begin Provided records

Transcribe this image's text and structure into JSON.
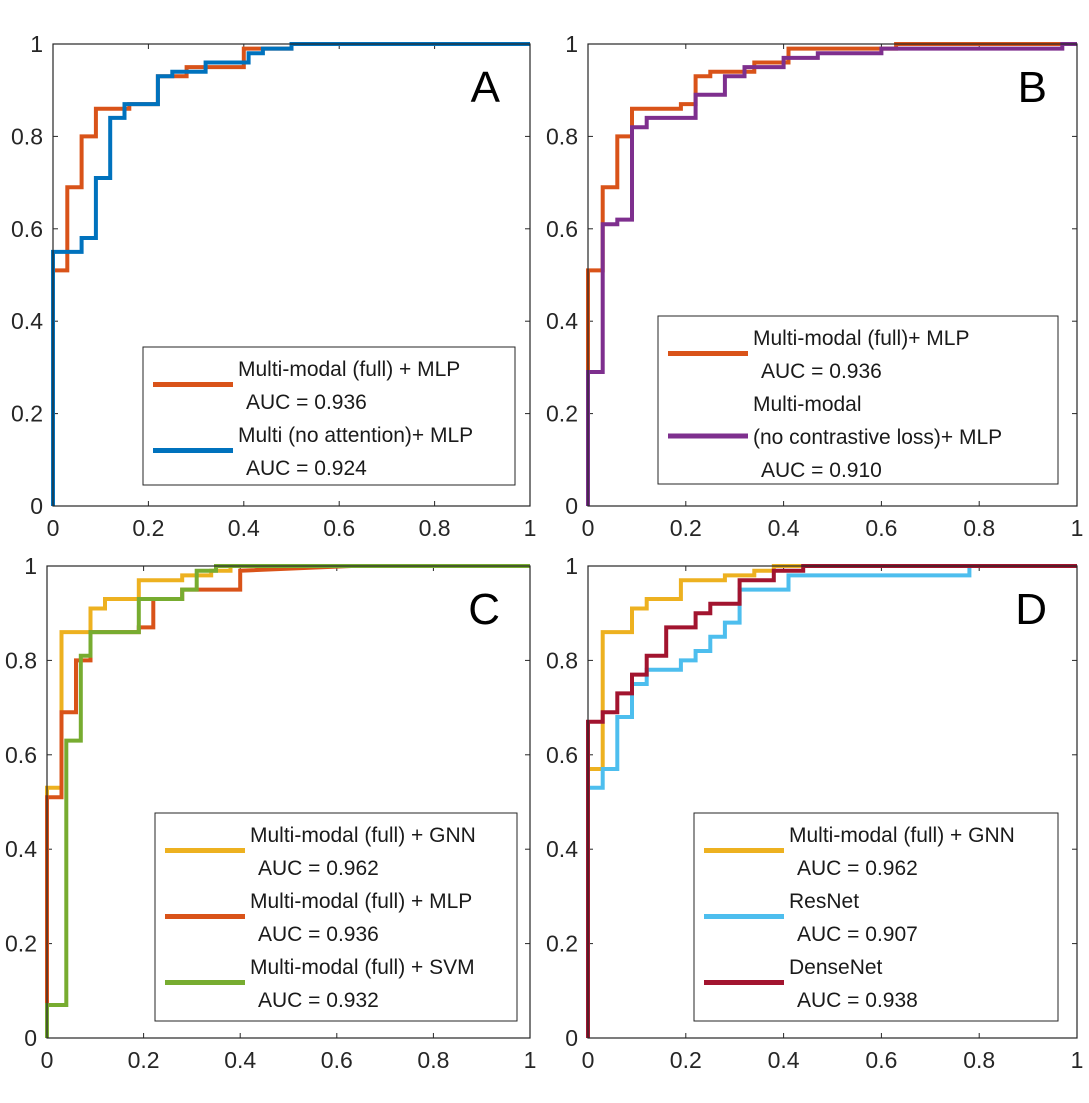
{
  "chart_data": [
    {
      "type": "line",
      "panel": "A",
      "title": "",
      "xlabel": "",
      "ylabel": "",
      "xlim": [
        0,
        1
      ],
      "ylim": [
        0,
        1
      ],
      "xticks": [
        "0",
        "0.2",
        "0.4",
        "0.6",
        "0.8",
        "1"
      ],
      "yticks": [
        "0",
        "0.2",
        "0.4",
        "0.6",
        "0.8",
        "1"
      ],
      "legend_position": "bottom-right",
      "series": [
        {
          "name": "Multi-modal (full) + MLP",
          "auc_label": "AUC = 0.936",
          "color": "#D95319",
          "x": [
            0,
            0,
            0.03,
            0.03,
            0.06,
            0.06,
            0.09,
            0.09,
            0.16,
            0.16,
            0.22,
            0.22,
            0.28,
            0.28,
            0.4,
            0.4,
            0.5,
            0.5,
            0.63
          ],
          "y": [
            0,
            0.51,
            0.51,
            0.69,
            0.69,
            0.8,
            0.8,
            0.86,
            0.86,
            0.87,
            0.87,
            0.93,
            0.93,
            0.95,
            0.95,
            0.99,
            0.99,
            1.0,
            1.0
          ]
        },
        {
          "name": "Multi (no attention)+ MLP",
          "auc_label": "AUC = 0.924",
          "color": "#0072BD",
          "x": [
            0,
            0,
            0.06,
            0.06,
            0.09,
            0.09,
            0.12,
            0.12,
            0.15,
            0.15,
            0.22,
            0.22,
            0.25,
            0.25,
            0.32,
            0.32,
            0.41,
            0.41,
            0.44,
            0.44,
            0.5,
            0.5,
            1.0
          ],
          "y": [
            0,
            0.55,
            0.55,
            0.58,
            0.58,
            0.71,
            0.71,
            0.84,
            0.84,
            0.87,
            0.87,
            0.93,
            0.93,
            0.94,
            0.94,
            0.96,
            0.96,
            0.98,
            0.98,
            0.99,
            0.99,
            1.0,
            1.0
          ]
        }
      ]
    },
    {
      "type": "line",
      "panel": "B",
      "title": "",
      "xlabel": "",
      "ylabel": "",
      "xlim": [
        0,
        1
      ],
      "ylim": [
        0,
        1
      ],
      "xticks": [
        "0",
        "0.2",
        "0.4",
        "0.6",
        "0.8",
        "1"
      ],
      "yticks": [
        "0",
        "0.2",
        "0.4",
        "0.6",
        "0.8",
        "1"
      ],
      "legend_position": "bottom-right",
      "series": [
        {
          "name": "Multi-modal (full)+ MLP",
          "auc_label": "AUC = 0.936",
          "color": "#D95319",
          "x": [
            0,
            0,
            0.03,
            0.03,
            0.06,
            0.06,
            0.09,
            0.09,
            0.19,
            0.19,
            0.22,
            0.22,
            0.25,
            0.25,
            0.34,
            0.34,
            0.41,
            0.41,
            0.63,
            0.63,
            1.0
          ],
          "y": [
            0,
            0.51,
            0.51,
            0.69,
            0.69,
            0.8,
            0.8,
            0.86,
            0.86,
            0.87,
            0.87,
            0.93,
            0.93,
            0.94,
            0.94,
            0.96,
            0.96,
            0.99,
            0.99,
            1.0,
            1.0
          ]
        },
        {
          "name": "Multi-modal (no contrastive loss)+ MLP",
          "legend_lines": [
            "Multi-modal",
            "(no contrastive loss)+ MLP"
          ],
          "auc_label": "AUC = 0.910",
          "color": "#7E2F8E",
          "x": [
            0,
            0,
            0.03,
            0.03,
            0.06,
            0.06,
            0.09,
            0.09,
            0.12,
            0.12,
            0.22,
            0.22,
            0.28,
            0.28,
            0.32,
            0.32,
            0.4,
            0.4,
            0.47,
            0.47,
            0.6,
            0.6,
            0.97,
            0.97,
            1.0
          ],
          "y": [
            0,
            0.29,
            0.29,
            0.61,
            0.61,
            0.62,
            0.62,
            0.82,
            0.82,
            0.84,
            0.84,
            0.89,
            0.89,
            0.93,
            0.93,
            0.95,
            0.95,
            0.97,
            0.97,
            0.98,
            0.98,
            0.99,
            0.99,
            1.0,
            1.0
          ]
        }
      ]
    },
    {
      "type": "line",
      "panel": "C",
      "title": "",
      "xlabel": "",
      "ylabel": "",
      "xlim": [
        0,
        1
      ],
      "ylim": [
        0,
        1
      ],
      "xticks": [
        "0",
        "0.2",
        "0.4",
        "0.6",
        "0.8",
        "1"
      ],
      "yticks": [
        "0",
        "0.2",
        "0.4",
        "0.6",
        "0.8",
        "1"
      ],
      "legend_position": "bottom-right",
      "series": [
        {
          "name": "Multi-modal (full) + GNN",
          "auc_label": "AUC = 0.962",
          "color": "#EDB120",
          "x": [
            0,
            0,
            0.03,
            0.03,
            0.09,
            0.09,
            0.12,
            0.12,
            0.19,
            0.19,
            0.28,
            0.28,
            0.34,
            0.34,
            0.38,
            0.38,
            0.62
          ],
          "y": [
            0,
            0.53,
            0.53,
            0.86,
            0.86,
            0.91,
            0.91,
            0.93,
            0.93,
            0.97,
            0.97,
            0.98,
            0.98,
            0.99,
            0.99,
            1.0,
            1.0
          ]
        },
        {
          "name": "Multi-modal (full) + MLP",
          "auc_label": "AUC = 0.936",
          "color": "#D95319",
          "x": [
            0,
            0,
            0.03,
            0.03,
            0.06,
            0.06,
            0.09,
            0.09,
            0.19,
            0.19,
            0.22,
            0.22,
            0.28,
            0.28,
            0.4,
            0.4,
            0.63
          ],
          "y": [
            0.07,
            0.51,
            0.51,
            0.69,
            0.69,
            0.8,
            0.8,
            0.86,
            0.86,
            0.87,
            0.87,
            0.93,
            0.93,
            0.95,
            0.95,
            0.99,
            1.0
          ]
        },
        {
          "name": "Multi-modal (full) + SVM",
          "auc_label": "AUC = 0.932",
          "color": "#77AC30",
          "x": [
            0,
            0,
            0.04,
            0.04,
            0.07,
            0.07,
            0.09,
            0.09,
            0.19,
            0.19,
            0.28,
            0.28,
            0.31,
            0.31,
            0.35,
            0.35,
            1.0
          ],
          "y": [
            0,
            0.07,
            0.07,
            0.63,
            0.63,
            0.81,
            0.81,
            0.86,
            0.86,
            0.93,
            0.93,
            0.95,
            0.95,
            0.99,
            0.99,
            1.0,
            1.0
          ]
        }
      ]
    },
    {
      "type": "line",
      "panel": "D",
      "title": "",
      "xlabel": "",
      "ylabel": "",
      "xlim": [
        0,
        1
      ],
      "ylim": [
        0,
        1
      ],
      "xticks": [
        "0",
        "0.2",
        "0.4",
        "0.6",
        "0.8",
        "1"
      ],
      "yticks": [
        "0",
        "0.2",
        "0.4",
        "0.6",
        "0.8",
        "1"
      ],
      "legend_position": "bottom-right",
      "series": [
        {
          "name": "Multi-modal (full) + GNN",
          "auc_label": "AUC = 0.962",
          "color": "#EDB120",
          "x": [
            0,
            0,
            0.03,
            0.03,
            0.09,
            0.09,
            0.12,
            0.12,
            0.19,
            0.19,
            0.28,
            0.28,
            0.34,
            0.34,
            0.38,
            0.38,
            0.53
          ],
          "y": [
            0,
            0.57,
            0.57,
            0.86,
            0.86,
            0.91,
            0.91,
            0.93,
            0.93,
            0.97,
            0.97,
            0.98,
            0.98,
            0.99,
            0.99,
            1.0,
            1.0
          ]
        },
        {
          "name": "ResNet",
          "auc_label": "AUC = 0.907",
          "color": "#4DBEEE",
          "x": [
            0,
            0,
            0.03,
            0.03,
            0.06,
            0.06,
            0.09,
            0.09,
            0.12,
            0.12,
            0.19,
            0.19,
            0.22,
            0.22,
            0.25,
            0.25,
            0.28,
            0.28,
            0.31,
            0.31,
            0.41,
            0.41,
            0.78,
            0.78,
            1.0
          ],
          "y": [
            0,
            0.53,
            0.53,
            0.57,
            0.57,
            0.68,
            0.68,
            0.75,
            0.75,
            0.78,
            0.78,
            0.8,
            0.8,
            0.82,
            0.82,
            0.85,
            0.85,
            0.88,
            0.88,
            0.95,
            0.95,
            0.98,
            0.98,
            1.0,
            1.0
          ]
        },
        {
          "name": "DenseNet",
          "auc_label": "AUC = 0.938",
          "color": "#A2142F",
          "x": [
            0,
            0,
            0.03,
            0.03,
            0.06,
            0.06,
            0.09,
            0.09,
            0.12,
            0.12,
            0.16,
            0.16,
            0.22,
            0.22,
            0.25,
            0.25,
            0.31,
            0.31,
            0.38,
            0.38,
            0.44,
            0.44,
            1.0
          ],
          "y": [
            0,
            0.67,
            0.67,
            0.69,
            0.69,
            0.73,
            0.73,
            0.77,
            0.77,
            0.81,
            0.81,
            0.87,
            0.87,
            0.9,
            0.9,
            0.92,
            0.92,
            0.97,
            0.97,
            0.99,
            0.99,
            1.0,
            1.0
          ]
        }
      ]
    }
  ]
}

end Provided records
begin Provided records

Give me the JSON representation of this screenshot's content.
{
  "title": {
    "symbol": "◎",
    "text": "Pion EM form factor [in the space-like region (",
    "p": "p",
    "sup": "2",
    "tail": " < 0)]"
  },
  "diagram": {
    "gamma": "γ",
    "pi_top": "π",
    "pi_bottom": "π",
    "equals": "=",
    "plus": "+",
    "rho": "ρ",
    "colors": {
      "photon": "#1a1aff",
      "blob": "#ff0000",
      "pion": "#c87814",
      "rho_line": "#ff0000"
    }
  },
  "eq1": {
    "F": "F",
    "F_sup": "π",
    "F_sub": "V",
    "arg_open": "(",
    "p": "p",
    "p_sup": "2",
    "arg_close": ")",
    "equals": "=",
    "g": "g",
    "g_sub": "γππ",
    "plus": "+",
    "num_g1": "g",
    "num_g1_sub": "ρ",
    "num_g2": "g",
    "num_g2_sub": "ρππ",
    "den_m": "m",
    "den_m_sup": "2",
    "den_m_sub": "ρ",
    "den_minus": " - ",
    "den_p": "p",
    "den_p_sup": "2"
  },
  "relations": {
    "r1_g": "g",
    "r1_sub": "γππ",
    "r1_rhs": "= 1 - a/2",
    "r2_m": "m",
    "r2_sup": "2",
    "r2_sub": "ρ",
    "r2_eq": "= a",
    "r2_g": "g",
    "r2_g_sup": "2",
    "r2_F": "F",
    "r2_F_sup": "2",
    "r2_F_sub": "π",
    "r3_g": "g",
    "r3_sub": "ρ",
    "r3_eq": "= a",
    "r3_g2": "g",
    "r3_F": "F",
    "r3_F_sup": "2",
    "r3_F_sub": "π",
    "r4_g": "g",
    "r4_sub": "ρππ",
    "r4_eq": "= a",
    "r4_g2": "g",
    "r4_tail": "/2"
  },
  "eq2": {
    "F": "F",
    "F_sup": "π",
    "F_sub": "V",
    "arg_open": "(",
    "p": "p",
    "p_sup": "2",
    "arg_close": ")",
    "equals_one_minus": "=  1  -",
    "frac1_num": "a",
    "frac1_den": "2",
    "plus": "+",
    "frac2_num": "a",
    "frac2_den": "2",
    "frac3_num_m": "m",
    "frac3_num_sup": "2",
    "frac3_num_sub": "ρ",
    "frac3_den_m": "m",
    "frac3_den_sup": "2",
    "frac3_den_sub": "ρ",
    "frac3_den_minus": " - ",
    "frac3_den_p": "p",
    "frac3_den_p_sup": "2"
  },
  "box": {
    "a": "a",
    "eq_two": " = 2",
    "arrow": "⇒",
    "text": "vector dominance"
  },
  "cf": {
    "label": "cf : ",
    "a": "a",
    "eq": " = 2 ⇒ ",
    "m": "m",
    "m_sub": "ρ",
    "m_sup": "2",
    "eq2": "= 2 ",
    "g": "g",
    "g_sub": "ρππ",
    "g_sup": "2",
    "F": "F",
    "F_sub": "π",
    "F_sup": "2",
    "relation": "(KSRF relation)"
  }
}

end Provided records

▸ What you should do
Write out every line of the data that holds the word "modal".

▸ Solution for this task
          "name": "Multi-modal (full) + MLP",
          "name": "Multi-modal (full)+ MLP",
          "name": "Multi-modal (no contrastive loss)+ MLP",
            "Multi-modal",
          "name": "Multi-modal (full) + GNN",
          "name": "Multi-modal (full) + MLP",
          "name": "Multi-modal (full) + SVM",
          "name": "Multi-modal (full) + GNN",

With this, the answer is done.